▸ **What is required**
Write out the listing in full, matching it word for word.

▸ **Input data**
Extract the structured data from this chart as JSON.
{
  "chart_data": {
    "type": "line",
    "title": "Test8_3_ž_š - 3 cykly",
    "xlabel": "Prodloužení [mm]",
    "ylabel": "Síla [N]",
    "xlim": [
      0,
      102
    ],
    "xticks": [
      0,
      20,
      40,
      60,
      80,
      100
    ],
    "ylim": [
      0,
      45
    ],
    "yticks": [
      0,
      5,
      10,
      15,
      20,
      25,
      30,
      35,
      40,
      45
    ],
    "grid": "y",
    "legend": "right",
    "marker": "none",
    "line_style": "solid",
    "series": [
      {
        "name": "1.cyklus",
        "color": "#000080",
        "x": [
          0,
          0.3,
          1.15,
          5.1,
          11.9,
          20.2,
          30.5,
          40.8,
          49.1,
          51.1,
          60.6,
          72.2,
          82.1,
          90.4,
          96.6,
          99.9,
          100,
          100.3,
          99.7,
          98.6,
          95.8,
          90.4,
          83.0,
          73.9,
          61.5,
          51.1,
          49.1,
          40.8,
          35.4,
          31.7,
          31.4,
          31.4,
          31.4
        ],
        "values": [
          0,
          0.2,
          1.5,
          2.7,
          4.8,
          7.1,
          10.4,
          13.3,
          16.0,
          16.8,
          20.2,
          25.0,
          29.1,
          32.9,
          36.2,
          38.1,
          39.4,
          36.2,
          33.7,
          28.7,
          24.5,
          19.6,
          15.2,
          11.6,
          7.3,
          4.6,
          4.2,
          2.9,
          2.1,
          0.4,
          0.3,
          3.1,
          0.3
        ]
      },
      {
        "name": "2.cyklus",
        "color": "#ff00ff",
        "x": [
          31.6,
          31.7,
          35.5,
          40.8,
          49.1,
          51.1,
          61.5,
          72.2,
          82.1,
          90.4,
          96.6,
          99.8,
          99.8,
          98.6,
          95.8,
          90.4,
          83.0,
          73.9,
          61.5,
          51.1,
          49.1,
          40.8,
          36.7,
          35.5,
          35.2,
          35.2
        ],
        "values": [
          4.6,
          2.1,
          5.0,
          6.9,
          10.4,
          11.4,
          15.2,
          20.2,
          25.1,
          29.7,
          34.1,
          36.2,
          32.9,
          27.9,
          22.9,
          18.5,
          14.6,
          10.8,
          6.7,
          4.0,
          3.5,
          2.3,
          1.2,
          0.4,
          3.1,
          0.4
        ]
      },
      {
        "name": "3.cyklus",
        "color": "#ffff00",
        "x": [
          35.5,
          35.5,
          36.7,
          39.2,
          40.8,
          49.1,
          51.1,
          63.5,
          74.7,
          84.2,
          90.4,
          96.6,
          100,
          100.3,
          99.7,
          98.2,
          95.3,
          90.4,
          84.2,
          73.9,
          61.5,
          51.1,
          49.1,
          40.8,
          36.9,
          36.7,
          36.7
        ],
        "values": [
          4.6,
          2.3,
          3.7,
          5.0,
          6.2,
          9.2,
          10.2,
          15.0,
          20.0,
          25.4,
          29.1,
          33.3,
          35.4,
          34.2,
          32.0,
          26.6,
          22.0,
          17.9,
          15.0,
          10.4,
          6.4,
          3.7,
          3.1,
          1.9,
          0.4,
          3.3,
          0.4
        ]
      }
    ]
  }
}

▸ **Answer for the task**
Extract the structured data from this chart as JSON.
{
  "chart_data": {
    "type": "line",
    "title": "Test8_3_ž_š - 3 cykly",
    "xlabel": "Prodloužení [mm]",
    "ylabel": "Síla [N]",
    "xlim": [
      0,
      102
    ],
    "xticks": [
      0,
      20,
      40,
      60,
      80,
      100
    ],
    "ylim": [
      0,
      45
    ],
    "yticks": [
      0,
      5,
      10,
      15,
      20,
      25,
      30,
      35,
      40,
      45
    ],
    "grid": "y",
    "legend": "right",
    "marker": "none",
    "line_style": "solid",
    "series": [
      {
        "name": "1.cyklus",
        "color": "#000080",
        "x": [
          0,
          0.3,
          1.15,
          5.1,
          11.9,
          20.2,
          30.5,
          40.8,
          49.1,
          51.1,
          60.6,
          72.2,
          82.1,
          90.4,
          96.6,
          99.9,
          100,
          100.3,
          99.7,
          98.6,
          95.8,
          90.4,
          83.0,
          73.9,
          61.5,
          51.1,
          49.1,
          40.8,
          35.4,
          31.7,
          31.4,
          31.4,
          31.4
        ],
        "values": [
          0,
          0.2,
          1.5,
          2.7,
          4.8,
          7.1,
          10.4,
          13.3,
          16.0,
          16.8,
          20.2,
          25.0,
          29.1,
          32.9,
          36.2,
          38.1,
          39.4,
          36.2,
          33.7,
          28.7,
          24.5,
          19.6,
          15.2,
          11.6,
          7.3,
          4.6,
          4.2,
          2.9,
          2.1,
          0.4,
          0.3,
          3.1,
          0.3
        ]
      },
      {
        "name": "2.cyklus",
        "color": "#ff00ff",
        "x": [
          31.6,
          31.7,
          35.5,
          40.8,
          49.1,
          51.1,
          61.5,
          72.2,
          82.1,
          90.4,
          96.6,
          99.8,
          99.8,
          98.6,
          95.8,
          90.4,
          83.0,
          73.9,
          61.5,
          51.1,
          49.1,
          40.8,
          36.7,
          35.5,
          35.2,
          35.2
        ],
        "values": [
          4.6,
          2.1,
          5.0,
          6.9,
          10.4,
          11.4,
          15.2,
          20.2,
          25.1,
          29.7,
          34.1,
          36.2,
          32.9,
          27.9,
          22.9,
          18.5,
          14.6,
          10.8,
          6.7,
          4.0,
          3.5,
          2.3,
          1.2,
          0.4,
          3.1,
          0.4
        ]
      },
      {
        "name": "3.cyklus",
        "color": "#ffff00",
        "x": [
          35.5,
          35.5,
          36.7,
          39.2,
          40.8,
          49.1,
          51.1,
          63.5,
          74.7,
          84.2,
          90.4,
          96.6,
          100,
          100.3,
          99.7,
          98.2,
          95.3,
          90.4,
          84.2,
          73.9,
          61.5,
          51.1,
          49.1,
          40.8,
          36.9,
          36.7,
          36.7
        ],
        "values": [
          4.6,
          2.3,
          3.7,
          5.0,
          6.2,
          9.2,
          10.2,
          15.0,
          20.0,
          25.4,
          29.1,
          33.3,
          35.4,
          34.2,
          32.0,
          26.6,
          22.0,
          17.9,
          15.0,
          10.4,
          6.4,
          3.7,
          3.1,
          1.9,
          0.4,
          3.3,
          0.4
        ]
      }
    ]
  }
}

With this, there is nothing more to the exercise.